STORED RECORDS:

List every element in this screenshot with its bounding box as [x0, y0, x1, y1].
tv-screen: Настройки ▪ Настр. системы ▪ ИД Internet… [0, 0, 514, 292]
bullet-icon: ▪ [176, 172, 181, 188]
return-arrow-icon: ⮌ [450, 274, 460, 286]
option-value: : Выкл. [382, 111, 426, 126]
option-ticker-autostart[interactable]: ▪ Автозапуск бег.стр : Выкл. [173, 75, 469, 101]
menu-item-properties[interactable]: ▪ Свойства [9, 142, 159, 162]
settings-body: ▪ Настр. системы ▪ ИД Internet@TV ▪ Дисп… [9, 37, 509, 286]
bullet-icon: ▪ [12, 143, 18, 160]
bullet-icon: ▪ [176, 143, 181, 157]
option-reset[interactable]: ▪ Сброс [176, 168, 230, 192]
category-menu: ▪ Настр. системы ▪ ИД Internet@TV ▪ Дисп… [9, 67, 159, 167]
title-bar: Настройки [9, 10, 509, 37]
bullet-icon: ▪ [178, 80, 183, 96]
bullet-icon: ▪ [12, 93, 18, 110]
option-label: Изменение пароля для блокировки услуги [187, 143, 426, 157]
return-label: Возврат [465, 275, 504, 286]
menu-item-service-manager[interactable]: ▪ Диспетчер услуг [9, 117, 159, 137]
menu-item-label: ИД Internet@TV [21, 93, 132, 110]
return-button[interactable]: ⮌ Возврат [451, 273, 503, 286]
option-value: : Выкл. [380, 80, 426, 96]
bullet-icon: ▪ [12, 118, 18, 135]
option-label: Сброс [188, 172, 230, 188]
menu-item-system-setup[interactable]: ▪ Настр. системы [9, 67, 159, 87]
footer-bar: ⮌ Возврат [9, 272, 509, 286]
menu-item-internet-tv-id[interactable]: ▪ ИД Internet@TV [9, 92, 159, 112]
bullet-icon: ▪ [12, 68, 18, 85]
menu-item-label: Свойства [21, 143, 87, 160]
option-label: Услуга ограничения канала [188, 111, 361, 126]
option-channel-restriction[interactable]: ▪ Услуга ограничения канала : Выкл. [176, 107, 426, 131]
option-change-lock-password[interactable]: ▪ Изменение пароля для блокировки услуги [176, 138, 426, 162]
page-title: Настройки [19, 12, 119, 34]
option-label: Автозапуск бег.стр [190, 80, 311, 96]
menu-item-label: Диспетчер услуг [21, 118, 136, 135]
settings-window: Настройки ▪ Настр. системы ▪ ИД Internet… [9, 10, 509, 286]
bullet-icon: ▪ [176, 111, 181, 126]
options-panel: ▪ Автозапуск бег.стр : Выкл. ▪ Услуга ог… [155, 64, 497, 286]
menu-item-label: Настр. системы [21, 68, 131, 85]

WORK INSTRUCTIONS: Switch every "bullet-icon" in the records above to "bullet-mark" and write all the lines out again with nothing else changed.

OUTPUT BELOW:
List every element in this screenshot with its bounding box as [x0, y0, x1, y1].
tv-screen: Настройки ▪ Настр. системы ▪ ИД Internet… [0, 0, 514, 292]
bullet-mark: ▪ [176, 172, 181, 188]
return-arrow-icon: ⮌ [450, 274, 460, 286]
option-value: : Выкл. [382, 111, 426, 126]
option-ticker-autostart[interactable]: ▪ Автозапуск бег.стр : Выкл. [173, 75, 469, 101]
menu-item-properties[interactable]: ▪ Свойства [9, 142, 159, 162]
settings-body: ▪ Настр. системы ▪ ИД Internet@TV ▪ Дисп… [9, 37, 509, 286]
bullet-mark: ▪ [12, 143, 18, 160]
bullet-mark: ▪ [176, 143, 181, 157]
option-reset[interactable]: ▪ Сброс [176, 168, 230, 192]
category-menu: ▪ Настр. системы ▪ ИД Internet@TV ▪ Дисп… [9, 67, 159, 167]
title-bar: Настройки [9, 10, 509, 37]
bullet-mark: ▪ [178, 80, 183, 96]
bullet-mark: ▪ [12, 93, 18, 110]
option-label: Изменение пароля для блокировки услуги [187, 143, 426, 157]
return-label: Возврат [465, 275, 504, 286]
menu-item-service-manager[interactable]: ▪ Диспетчер услуг [9, 117, 159, 137]
menu-item-label: ИД Internet@TV [21, 93, 132, 110]
return-button[interactable]: ⮌ Возврат [451, 273, 503, 286]
option-value: : Выкл. [380, 80, 426, 96]
bullet-mark: ▪ [12, 118, 18, 135]
option-label: Сброс [188, 172, 230, 188]
menu-item-system-setup[interactable]: ▪ Настр. системы [9, 67, 159, 87]
footer-bar: ⮌ Возврат [9, 272, 509, 286]
menu-item-internet-tv-id[interactable]: ▪ ИД Internet@TV [9, 92, 159, 112]
bullet-mark: ▪ [12, 68, 18, 85]
menu-item-label: Свойства [21, 143, 87, 160]
option-label: Услуга ограничения канала [188, 111, 361, 126]
option-channel-restriction[interactable]: ▪ Услуга ограничения канала : Выкл. [176, 107, 426, 131]
option-change-lock-password[interactable]: ▪ Изменение пароля для блокировки услуги [176, 138, 426, 162]
page-title: Настройки [19, 12, 119, 34]
option-label: Автозапуск бег.стр [190, 80, 311, 96]
menu-item-label: Диспетчер услуг [21, 118, 136, 135]
settings-window: Настройки ▪ Настр. системы ▪ ИД Internet… [9, 10, 509, 286]
bullet-mark: ▪ [176, 111, 181, 126]
options-panel: ▪ Автозапуск бег.стр : Выкл. ▪ Услуга ог… [155, 64, 497, 286]
menu-item-label: Настр. системы [21, 68, 131, 85]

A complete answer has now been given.